> [Required task]:
Repeat all the material exactly; pictures stay out of your copy.

> [Data listing]:
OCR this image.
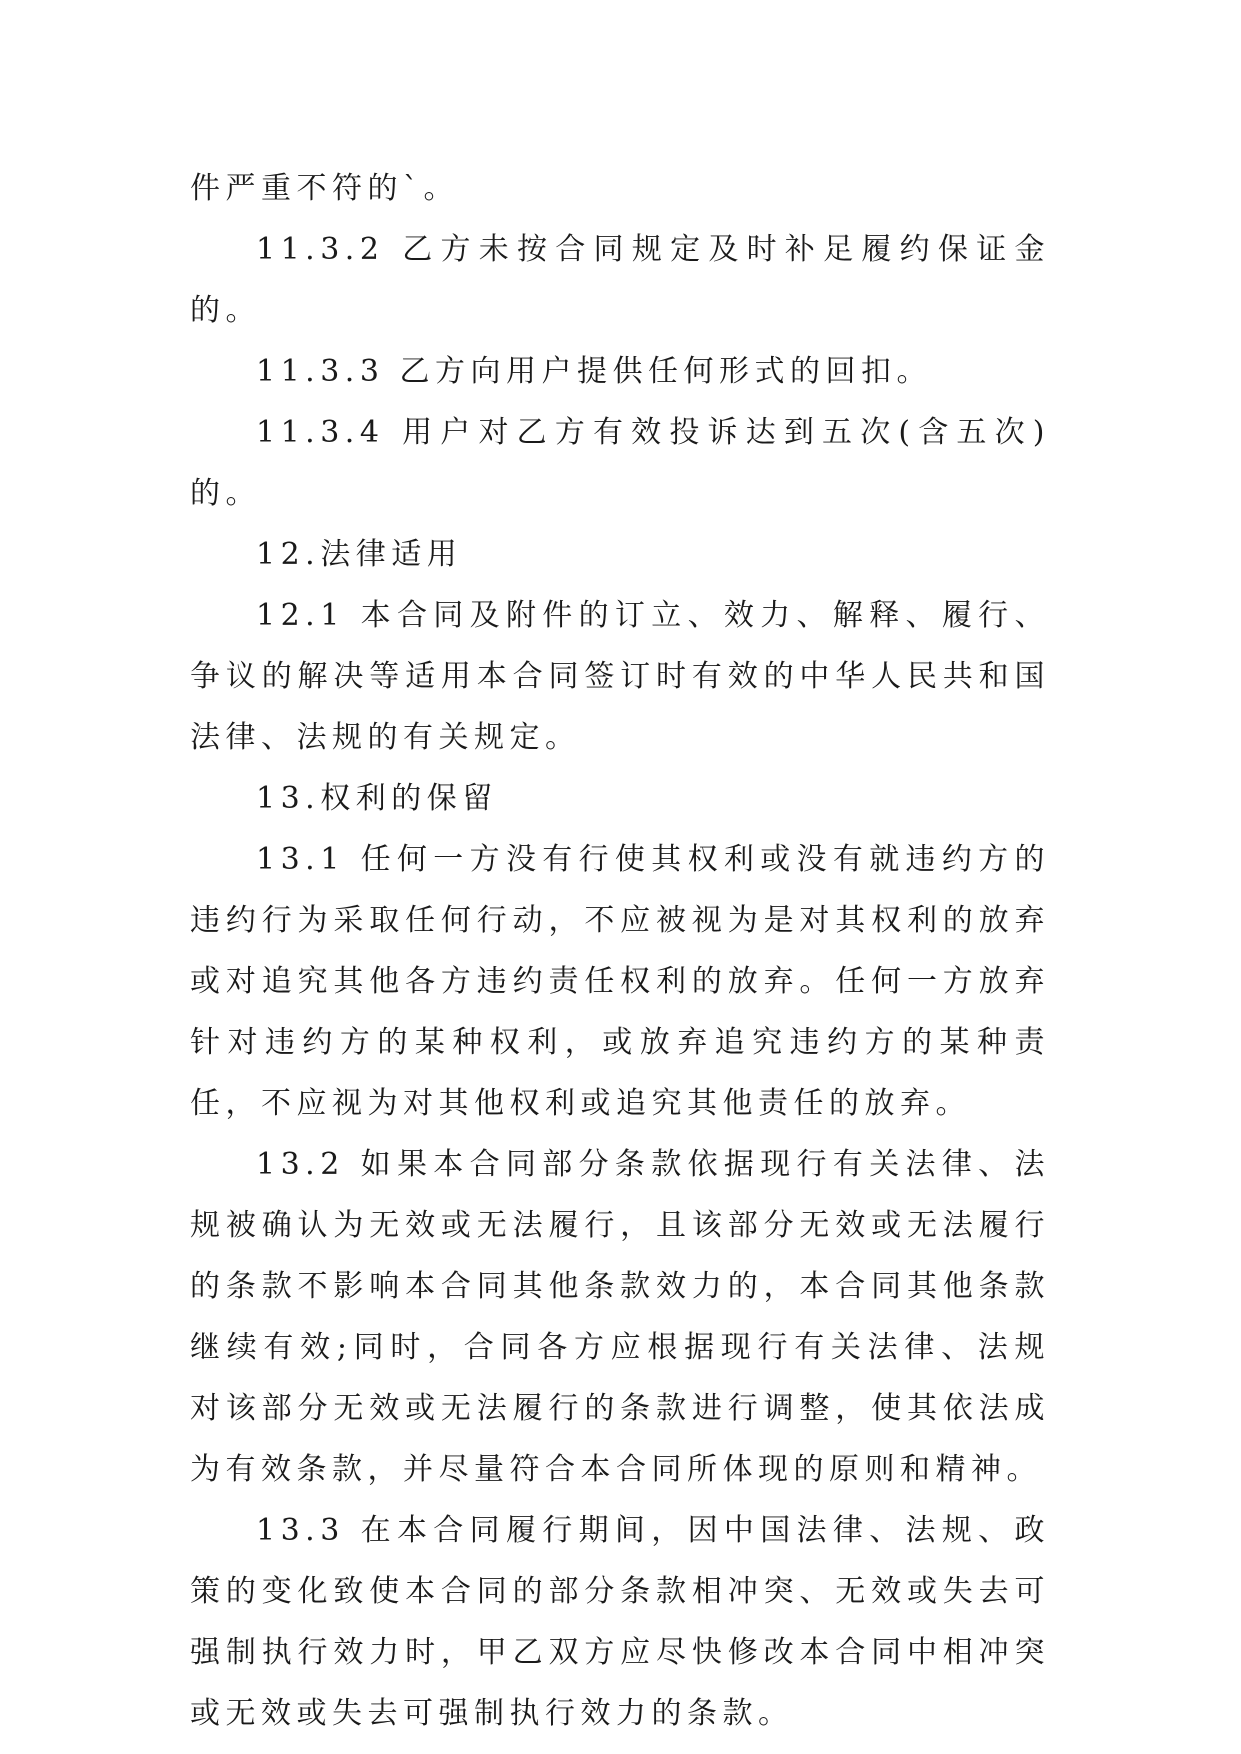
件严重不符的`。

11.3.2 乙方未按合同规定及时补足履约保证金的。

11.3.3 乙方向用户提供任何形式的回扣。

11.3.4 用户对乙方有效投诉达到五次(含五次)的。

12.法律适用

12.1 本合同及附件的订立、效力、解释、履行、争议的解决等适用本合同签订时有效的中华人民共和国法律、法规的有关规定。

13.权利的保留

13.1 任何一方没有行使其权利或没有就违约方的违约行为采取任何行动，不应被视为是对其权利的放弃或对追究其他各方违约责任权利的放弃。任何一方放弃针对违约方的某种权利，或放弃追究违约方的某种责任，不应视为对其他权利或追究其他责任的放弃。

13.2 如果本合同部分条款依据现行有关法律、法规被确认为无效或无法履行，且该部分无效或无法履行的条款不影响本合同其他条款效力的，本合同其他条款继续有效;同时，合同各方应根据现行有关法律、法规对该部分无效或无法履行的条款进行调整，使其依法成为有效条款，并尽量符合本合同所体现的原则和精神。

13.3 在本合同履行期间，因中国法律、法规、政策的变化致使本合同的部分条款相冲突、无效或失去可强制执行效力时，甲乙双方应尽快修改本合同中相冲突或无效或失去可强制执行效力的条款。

> [Full output]:
OCR this image.
件严重不符的`。

11.3.2 乙方未按合同规定及时补足履约保证金的。

11.3.3 乙方向用户提供任何形式的回扣。

11.3.4 用户对乙方有效投诉达到五次(含五次)的。

12.法律适用

12.1 本合同及附件的订立、效力、解释、履行、争议的解决等适用本合同签订时有效的中华人民共和国法律、法规的有关规定。

13.权利的保留

13.1 任何一方没有行使其权利或没有就违约方的违约行为采取任何行动，不应被视为是对其权利的放弃或对追究其他各方违约责任权利的放弃。任何一方放弃针对违约方的某种权利，或放弃追究违约方的某种责任，不应视为对其他权利或追究其他责任的放弃。

13.2 如果本合同部分条款依据现行有关法律、法规被确认为无效或无法履行，且该部分无效或无法履行的条款不影响本合同其他条款效力的，本合同其他条款继续有效;同时，合同各方应根据现行有关法律、法规对该部分无效或无法履行的条款进行调整，使其依法成为有效条款，并尽量符合本合同所体现的原则和精神。

13.3 在本合同履行期间，因中国法律、法规、政策的变化致使本合同的部分条款相冲突、无效或失去可强制执行效力时，甲乙双方应尽快修改本合同中相冲突或无效或失去可强制执行效力的条款。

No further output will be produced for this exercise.